[Items from a data source]
________________________

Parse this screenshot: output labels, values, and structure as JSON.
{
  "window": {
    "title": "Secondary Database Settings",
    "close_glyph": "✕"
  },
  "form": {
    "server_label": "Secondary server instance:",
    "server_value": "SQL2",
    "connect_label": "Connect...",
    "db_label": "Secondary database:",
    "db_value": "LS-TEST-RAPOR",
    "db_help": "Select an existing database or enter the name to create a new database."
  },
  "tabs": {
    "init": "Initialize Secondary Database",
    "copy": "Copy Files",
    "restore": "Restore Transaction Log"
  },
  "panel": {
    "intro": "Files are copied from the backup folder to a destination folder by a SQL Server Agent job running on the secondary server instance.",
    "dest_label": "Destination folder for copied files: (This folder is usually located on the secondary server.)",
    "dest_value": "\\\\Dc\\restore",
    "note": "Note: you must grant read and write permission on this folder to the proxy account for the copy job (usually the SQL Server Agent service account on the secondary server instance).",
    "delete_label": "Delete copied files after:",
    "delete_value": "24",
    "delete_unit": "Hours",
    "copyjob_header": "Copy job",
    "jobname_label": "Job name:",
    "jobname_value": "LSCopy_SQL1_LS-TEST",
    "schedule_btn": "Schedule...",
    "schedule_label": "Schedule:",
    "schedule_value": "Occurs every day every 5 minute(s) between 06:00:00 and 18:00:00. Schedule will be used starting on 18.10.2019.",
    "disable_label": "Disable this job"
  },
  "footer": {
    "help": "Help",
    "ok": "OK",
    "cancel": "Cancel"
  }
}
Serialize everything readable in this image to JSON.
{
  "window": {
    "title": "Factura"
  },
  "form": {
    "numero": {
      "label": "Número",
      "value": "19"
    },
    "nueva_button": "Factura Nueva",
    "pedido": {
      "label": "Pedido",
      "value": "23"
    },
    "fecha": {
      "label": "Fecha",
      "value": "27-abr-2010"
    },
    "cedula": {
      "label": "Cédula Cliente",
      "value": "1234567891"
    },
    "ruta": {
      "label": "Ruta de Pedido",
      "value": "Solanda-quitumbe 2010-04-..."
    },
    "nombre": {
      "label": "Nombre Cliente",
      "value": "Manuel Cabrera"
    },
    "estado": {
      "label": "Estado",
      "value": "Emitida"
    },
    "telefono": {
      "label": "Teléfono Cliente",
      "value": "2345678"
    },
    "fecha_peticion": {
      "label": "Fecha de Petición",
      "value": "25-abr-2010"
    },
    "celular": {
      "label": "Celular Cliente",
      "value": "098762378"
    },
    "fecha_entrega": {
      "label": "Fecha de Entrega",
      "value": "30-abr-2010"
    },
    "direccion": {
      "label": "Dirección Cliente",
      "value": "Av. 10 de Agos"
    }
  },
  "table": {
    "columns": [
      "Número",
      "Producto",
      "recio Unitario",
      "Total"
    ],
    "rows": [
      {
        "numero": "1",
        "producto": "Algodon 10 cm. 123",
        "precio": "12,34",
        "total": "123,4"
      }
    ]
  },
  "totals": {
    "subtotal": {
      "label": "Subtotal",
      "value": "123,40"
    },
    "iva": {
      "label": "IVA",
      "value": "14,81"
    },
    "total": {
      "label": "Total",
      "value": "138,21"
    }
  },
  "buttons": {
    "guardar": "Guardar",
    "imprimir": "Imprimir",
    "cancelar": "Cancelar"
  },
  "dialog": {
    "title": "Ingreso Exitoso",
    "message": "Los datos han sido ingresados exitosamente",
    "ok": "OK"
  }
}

________________________

» **Exercise prompt**
Print the records above exactly as they appear.

» **Full output**
Parse this screenshot: output labels, values, and structure as JSON.
{
  "window": {
    "title": "Secondary Database Settings",
    "close_glyph": "✕"
  },
  "form": {
    "server_label": "Secondary server instance:",
    "server_value": "SQL2",
    "connect_label": "Connect...",
    "db_label": "Secondary database:",
    "db_value": "LS-TEST-RAPOR",
    "db_help": "Select an existing database or enter the name to create a new database."
  },
  "tabs": {
    "init": "Initialize Secondary Database",
    "copy": "Copy Files",
    "restore": "Restore Transaction Log"
  },
  "panel": {
    "intro": "Files are copied from the backup folder to a destination folder by a SQL Server Agent job running on the secondary server instance.",
    "dest_label": "Destination folder for copied files: (This folder is usually located on the secondary server.)",
    "dest_value": "\\\\Dc\\restore",
    "note": "Note: you must grant read and write permission on this folder to the proxy account for the copy job (usually the SQL Server Agent service account on the secondary server instance).",
    "delete_label": "Delete copied files after:",
    "delete_value": "24",
    "delete_unit": "Hours",
    "copyjob_header": "Copy job",
    "jobname_label": "Job name:",
    "jobname_value": "LSCopy_SQL1_LS-TEST",
    "schedule_btn": "Schedule...",
    "schedule_label": "Schedule:",
    "schedule_value": "Occurs every day every 5 minute(s) between 06:00:00 and 18:00:00. Schedule will be used starting on 18.10.2019.",
    "disable_label": "Disable this job"
  },
  "footer": {
    "help": "Help",
    "ok": "OK",
    "cancel": "Cancel"
  }
}
Serialize everything readable in this image to JSON.
{
  "window": {
    "title": "Factura"
  },
  "form": {
    "numero": {
      "label": "Número",
      "value": "19"
    },
    "nueva_button": "Factura Nueva",
    "pedido": {
      "label": "Pedido",
      "value": "23"
    },
    "fecha": {
      "label": "Fecha",
      "value": "27-abr-2010"
    },
    "cedula": {
      "label": "Cédula Cliente",
      "value": "1234567891"
    },
    "ruta": {
      "label": "Ruta de Pedido",
      "value": "Solanda-quitumbe 2010-04-..."
    },
    "nombre": {
      "label": "Nombre Cliente",
      "value": "Manuel Cabrera"
    },
    "estado": {
      "label": "Estado",
      "value": "Emitida"
    },
    "telefono": {
      "label": "Teléfono Cliente",
      "value": "2345678"
    },
    "fecha_peticion": {
      "label": "Fecha de Petición",
      "value": "25-abr-2010"
    },
    "celular": {
      "label": "Celular Cliente",
      "value": "098762378"
    },
    "fecha_entrega": {
      "label": "Fecha de Entrega",
      "value": "30-abr-2010"
    },
    "direccion": {
      "label": "Dirección Cliente",
      "value": "Av. 10 de Agos"
    }
  },
  "table": {
    "columns": [
      "Número",
      "Producto",
      "recio Unitario",
      "Total"
    ],
    "rows": [
      {
        "numero": "1",
        "producto": "Algodon 10 cm. 123",
        "precio": "12,34",
        "total": "123,4"
      }
    ]
  },
  "totals": {
    "subtotal": {
      "label": "Subtotal",
      "value": "123,40"
    },
    "iva": {
      "label": "IVA",
      "value": "14,81"
    },
    "total": {
      "label": "Total",
      "value": "138,21"
    }
  },
  "buttons": {
    "guardar": "Guardar",
    "imprimir": "Imprimir",
    "cancelar": "Cancelar"
  },
  "dialog": {
    "title": "Ingreso Exitoso",
    "message": "Los datos han sido ingresados exitosamente",
    "ok": "OK"
  }
}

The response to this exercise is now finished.